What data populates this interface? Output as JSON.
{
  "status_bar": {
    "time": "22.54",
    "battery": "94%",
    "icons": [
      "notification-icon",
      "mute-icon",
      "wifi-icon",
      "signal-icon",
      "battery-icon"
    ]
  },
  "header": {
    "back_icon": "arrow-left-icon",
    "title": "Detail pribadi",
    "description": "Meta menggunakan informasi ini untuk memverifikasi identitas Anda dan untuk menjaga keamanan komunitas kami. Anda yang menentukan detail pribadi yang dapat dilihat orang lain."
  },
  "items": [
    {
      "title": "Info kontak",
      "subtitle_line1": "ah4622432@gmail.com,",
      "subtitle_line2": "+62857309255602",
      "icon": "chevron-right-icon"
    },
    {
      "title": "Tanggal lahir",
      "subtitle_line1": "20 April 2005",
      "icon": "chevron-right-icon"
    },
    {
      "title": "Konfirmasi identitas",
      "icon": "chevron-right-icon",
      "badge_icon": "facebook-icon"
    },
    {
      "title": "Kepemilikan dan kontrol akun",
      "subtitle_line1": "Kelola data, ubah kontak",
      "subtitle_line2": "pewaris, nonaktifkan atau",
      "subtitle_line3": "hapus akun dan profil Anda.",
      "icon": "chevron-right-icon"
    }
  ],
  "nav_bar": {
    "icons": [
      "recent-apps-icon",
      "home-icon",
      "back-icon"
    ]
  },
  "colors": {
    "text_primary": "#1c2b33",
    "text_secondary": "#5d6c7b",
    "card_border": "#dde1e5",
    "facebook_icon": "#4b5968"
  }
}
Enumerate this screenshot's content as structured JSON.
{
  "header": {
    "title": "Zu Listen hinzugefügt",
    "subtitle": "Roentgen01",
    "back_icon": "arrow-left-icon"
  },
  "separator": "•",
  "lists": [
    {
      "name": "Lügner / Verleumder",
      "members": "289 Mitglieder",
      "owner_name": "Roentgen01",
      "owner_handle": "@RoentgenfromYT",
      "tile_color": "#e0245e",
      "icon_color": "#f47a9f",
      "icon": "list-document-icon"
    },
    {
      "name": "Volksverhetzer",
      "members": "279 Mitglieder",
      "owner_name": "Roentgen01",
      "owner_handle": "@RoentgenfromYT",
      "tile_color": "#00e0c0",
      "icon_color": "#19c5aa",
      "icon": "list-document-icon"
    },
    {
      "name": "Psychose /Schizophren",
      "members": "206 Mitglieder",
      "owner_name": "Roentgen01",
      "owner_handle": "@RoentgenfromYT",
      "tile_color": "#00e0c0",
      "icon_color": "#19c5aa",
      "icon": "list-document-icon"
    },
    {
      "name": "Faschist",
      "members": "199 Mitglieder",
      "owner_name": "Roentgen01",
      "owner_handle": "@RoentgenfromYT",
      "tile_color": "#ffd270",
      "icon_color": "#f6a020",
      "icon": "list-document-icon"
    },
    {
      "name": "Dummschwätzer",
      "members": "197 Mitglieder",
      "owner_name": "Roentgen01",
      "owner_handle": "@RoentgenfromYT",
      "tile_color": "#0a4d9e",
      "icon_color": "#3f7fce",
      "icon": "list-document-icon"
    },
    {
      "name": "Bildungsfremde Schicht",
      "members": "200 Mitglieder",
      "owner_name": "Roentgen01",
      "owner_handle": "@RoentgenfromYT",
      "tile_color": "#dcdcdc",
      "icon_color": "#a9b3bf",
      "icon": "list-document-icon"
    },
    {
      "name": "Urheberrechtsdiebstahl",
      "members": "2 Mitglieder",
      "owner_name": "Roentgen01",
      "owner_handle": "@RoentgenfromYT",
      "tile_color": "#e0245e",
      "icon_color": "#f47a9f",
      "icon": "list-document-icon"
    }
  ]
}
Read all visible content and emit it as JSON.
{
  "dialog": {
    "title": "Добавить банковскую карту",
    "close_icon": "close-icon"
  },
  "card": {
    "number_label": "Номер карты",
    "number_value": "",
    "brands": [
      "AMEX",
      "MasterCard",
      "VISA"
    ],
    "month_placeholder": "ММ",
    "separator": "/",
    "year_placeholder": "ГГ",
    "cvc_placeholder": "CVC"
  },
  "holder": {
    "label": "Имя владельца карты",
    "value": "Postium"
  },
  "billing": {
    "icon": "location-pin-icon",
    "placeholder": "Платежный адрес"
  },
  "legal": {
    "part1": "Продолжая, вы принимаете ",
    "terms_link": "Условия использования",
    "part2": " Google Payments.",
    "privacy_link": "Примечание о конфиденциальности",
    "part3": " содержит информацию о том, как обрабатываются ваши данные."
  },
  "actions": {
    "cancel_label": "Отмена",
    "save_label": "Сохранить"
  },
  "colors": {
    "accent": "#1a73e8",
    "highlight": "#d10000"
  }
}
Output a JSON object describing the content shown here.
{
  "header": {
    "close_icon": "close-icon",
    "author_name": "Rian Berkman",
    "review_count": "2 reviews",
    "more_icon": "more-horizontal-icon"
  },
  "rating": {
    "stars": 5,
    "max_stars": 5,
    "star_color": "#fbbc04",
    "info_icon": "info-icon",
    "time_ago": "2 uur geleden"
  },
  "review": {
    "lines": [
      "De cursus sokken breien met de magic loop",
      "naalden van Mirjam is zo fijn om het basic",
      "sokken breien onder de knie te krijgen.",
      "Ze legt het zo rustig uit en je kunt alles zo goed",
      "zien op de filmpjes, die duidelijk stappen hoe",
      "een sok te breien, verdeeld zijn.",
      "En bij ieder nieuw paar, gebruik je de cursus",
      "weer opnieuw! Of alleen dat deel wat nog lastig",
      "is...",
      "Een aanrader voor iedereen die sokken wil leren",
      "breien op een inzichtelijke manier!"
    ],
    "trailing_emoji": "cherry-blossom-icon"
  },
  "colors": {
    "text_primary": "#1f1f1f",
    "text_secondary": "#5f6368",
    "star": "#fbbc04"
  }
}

▶ **GOAL**
The line containing "Output a JSON" and every line after it, through the end of the records, should be repeated exactly and alone.

▶ **ANSWER FOR THE TASK**
Output a JSON object describing the content shown here.
{
  "header": {
    "close_icon": "close-icon",
    "author_name": "Rian Berkman",
    "review_count": "2 reviews",
    "more_icon": "more-horizontal-icon"
  },
  "rating": {
    "stars": 5,
    "max_stars": 5,
    "star_color": "#fbbc04",
    "info_icon": "info-icon",
    "time_ago": "2 uur geleden"
  },
  "review": {
    "lines": [
      "De cursus sokken breien met de magic loop",
      "naalden van Mirjam is zo fijn om het basic",
      "sokken breien onder de knie te krijgen.",
      "Ze legt het zo rustig uit en je kunt alles zo goed",
      "zien op de filmpjes, die duidelijk stappen hoe",
      "een sok te breien, verdeeld zijn.",
      "En bij ieder nieuw paar, gebruik je de cursus",
      "weer opnieuw! Of alleen dat deel wat nog lastig",
      "is...",
      "Een aanrader voor iedereen die sokken wil leren",
      "breien op een inzichtelijke manier!"
    ],
    "trailing_emoji": "cherry-blossom-icon"
  },
  "colors": {
    "text_primary": "#1f1f1f",
    "text_secondary": "#5f6368",
    "star": "#fbbc04"
  }
}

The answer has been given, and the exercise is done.